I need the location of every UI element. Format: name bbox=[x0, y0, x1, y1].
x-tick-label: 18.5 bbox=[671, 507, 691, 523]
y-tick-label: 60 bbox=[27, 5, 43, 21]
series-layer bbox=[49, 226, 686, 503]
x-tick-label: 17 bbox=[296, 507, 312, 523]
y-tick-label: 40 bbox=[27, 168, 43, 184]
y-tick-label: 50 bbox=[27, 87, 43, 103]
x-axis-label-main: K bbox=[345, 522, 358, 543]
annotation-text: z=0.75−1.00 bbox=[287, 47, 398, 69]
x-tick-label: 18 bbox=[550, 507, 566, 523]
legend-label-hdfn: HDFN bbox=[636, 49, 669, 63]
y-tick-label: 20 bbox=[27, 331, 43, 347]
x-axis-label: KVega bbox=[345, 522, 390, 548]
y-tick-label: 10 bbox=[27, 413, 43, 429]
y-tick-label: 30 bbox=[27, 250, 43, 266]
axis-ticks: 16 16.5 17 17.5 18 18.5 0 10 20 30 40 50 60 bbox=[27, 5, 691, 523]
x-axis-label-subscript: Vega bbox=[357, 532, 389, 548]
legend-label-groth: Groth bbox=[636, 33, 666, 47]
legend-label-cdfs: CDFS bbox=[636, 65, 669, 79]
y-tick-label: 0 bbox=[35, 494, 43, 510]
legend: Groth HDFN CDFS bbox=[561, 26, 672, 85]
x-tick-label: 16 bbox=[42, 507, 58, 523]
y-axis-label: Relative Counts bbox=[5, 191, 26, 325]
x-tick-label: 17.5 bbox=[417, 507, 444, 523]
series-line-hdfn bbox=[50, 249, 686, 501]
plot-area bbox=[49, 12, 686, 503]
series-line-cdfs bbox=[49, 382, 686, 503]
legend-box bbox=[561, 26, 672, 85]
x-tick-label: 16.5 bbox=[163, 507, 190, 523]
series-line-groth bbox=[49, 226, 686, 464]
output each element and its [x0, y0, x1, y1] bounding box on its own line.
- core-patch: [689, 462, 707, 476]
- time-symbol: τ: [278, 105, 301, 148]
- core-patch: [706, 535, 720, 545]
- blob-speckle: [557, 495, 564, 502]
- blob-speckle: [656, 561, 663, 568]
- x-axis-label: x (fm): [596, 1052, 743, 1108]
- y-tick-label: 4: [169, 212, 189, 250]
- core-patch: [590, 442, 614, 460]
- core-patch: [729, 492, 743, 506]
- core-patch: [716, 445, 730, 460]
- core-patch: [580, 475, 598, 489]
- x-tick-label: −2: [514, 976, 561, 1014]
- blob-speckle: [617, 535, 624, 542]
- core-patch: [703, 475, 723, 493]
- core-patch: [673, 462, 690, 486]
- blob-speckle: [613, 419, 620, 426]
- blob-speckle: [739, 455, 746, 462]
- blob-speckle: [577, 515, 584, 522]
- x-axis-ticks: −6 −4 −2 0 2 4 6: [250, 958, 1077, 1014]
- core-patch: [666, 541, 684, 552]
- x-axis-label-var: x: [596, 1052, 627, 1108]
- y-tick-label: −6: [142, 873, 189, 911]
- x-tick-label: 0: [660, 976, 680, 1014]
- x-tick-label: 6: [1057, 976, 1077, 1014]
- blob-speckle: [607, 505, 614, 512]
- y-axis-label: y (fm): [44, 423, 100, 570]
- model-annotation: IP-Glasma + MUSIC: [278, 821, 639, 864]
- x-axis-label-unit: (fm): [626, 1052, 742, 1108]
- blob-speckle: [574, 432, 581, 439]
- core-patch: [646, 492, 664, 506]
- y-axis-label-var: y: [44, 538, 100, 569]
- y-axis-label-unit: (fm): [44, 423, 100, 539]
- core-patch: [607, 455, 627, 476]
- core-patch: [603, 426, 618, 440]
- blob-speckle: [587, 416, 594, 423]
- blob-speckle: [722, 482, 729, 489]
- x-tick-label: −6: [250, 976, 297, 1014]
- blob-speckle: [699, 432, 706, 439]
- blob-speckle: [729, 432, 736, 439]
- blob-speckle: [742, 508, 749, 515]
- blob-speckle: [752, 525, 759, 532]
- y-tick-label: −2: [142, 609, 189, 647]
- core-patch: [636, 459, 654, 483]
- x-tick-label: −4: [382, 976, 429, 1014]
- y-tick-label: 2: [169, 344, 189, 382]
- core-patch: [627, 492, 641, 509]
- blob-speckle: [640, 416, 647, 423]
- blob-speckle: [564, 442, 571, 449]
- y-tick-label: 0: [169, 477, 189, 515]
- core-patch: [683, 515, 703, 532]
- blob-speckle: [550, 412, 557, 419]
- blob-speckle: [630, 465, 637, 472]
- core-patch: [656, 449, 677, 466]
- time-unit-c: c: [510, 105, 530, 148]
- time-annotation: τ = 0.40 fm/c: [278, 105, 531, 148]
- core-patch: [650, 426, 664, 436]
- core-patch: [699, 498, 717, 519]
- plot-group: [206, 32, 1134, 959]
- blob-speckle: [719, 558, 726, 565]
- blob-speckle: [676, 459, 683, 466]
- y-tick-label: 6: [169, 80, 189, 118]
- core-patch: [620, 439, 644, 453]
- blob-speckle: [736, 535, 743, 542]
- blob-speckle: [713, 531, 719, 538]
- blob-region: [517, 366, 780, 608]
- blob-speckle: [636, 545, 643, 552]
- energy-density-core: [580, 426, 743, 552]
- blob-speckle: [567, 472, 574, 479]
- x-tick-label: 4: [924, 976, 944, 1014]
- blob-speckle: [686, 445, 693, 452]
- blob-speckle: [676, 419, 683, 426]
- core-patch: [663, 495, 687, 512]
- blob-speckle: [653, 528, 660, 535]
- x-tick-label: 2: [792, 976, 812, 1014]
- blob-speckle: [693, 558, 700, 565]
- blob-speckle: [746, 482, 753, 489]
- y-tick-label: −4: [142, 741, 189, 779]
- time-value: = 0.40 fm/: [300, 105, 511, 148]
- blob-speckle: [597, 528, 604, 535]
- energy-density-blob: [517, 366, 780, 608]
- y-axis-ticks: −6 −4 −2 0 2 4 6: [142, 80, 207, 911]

────────────────────

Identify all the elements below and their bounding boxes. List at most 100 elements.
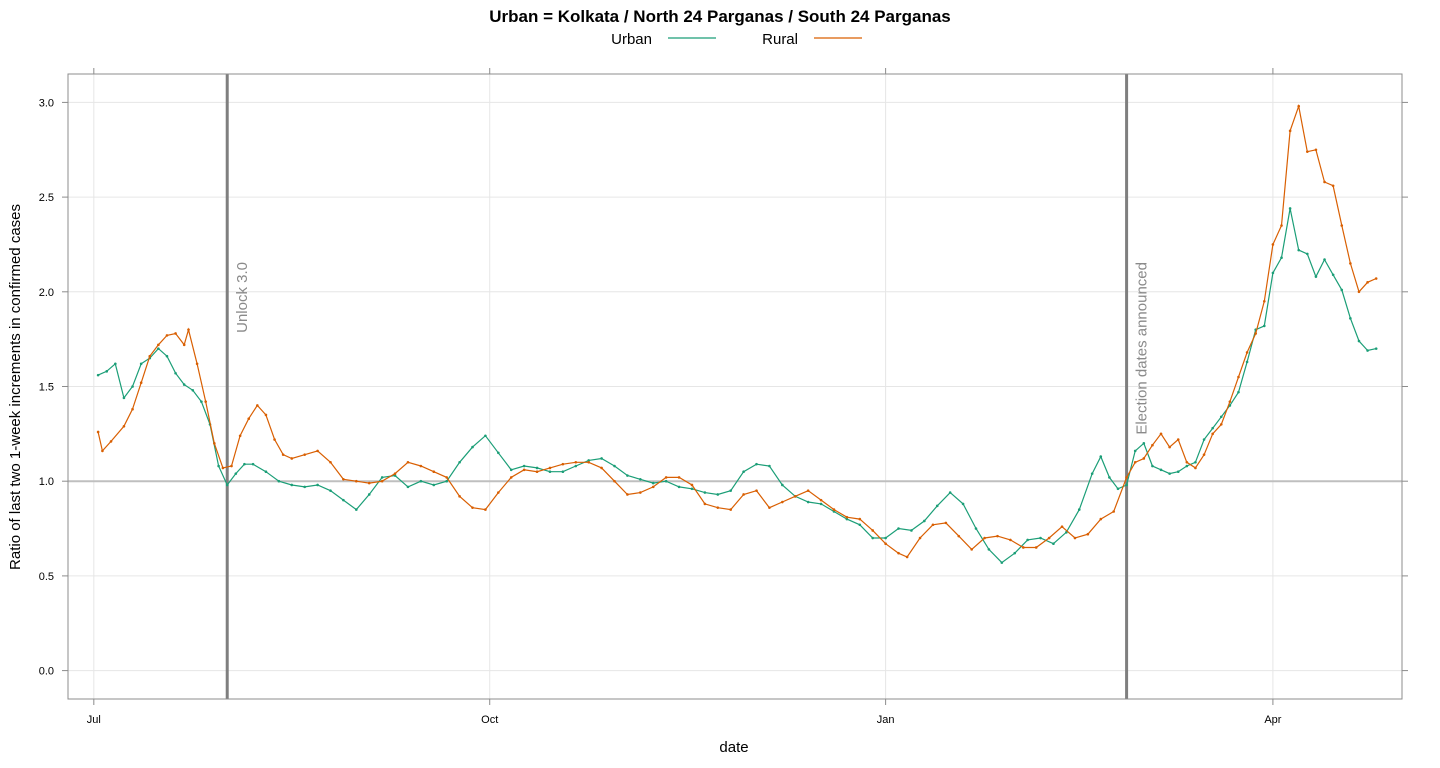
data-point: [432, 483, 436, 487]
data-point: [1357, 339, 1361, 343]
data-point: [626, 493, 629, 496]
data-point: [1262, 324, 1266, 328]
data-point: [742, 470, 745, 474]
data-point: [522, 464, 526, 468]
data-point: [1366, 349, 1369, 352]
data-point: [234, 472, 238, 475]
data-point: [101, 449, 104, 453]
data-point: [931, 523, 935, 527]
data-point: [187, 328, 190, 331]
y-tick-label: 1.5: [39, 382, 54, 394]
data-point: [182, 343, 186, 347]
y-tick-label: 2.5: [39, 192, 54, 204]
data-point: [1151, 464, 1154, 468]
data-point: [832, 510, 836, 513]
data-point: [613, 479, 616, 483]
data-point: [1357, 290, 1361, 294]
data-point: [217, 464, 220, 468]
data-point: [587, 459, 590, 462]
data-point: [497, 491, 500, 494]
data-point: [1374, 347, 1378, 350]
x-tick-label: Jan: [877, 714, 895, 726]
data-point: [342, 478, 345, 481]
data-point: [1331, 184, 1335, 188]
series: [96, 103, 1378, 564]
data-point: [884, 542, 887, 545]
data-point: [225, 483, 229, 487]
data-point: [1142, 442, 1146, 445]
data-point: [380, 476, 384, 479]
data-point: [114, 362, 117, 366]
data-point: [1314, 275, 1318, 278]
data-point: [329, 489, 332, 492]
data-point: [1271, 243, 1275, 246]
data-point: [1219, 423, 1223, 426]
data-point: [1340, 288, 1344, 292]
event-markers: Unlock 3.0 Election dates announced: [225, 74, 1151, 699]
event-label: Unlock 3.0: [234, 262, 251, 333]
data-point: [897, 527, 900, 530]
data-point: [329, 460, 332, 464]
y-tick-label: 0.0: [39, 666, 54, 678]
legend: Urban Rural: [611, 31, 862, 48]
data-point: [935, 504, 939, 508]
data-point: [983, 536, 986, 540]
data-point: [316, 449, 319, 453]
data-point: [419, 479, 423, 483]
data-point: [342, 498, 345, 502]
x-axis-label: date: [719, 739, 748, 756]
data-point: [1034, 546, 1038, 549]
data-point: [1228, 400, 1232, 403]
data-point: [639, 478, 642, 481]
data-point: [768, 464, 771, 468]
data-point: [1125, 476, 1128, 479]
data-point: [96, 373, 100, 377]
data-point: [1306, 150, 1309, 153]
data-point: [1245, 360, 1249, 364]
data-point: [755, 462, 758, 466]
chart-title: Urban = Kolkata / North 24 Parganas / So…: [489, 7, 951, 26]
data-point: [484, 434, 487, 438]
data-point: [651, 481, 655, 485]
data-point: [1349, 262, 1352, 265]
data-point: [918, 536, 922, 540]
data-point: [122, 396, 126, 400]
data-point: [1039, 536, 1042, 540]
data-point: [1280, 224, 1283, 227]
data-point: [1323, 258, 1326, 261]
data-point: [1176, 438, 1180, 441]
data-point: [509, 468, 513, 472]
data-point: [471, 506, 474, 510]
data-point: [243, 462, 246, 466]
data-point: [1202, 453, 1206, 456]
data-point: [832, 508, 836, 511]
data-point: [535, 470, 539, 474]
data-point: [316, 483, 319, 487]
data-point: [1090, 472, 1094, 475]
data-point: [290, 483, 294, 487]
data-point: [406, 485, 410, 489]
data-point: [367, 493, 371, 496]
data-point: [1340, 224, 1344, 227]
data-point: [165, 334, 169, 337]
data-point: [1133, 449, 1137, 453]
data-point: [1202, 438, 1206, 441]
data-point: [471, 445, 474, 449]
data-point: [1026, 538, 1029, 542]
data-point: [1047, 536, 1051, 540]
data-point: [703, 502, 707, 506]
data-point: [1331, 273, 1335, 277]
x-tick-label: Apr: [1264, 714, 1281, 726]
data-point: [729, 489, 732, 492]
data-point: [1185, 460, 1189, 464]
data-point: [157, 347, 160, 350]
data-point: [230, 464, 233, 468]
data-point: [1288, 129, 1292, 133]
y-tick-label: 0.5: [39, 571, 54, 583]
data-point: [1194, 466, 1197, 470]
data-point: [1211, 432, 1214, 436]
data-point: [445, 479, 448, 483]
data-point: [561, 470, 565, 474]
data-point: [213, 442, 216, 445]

────────────────────

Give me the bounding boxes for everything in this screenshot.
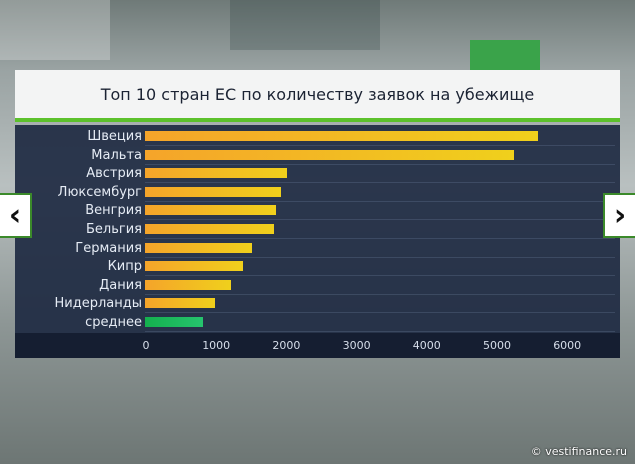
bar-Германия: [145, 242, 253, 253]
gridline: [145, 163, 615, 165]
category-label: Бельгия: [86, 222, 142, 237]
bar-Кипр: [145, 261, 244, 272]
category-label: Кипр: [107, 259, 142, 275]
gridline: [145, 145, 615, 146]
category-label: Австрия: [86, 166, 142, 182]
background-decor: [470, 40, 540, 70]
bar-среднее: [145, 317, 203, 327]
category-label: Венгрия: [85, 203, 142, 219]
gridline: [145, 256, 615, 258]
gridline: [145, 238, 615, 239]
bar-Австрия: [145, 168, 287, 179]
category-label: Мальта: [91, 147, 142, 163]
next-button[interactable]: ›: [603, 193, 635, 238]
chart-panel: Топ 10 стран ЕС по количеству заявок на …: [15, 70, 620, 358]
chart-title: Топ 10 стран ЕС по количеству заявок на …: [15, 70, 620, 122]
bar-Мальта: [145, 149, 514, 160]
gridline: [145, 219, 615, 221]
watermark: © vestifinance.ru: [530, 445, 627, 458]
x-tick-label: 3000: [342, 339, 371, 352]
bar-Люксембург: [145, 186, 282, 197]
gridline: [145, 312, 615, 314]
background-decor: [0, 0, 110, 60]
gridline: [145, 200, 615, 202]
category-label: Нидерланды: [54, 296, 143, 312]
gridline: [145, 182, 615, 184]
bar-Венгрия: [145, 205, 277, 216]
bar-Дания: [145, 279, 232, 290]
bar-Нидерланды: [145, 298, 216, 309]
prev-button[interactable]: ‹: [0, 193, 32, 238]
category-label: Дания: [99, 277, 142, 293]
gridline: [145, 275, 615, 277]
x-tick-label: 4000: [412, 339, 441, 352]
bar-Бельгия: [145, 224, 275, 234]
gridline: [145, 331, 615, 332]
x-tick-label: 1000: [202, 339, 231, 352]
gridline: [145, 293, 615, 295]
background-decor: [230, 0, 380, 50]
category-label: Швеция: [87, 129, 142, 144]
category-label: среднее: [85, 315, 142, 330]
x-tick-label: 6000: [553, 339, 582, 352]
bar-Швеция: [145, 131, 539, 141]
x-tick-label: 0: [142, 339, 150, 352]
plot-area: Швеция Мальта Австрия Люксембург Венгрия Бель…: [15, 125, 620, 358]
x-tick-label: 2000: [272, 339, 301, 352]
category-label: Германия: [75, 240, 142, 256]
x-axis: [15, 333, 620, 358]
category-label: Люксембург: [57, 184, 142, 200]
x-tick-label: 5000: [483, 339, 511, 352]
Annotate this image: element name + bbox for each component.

────────────────────

The exercise: Update the lines from the one that has "I need the location" through the one that has "axis-ticks: 16 16.5" by replacing "x-tick-label" with "x-axis-tick". Keep everything else unchanged.

Exercise result:
I need the location of every UI element. Format: name bbox=[x0, y0, x1, y1].
x-axis-tick: 18.5 bbox=[671, 507, 691, 523]
y-tick-label: 60 bbox=[27, 5, 43, 21]
series-layer bbox=[49, 226, 686, 503]
x-axis-tick: 17 bbox=[296, 507, 312, 523]
y-tick-label: 40 bbox=[27, 168, 43, 184]
y-tick-label: 50 bbox=[27, 87, 43, 103]
x-axis-label-main: K bbox=[345, 522, 358, 543]
annotation-text: z=0.75−1.00 bbox=[287, 47, 398, 69]
x-axis-tick: 18 bbox=[550, 507, 566, 523]
legend-label-hdfn: HDFN bbox=[636, 49, 669, 63]
y-tick-label: 20 bbox=[27, 331, 43, 347]
x-axis-label: KVega bbox=[345, 522, 390, 548]
y-tick-label: 10 bbox=[27, 413, 43, 429]
y-tick-label: 30 bbox=[27, 250, 43, 266]
axis-ticks: 16 16.5 17 17.5 18 18.5 0 10 20 30 40 50 60 bbox=[27, 5, 691, 523]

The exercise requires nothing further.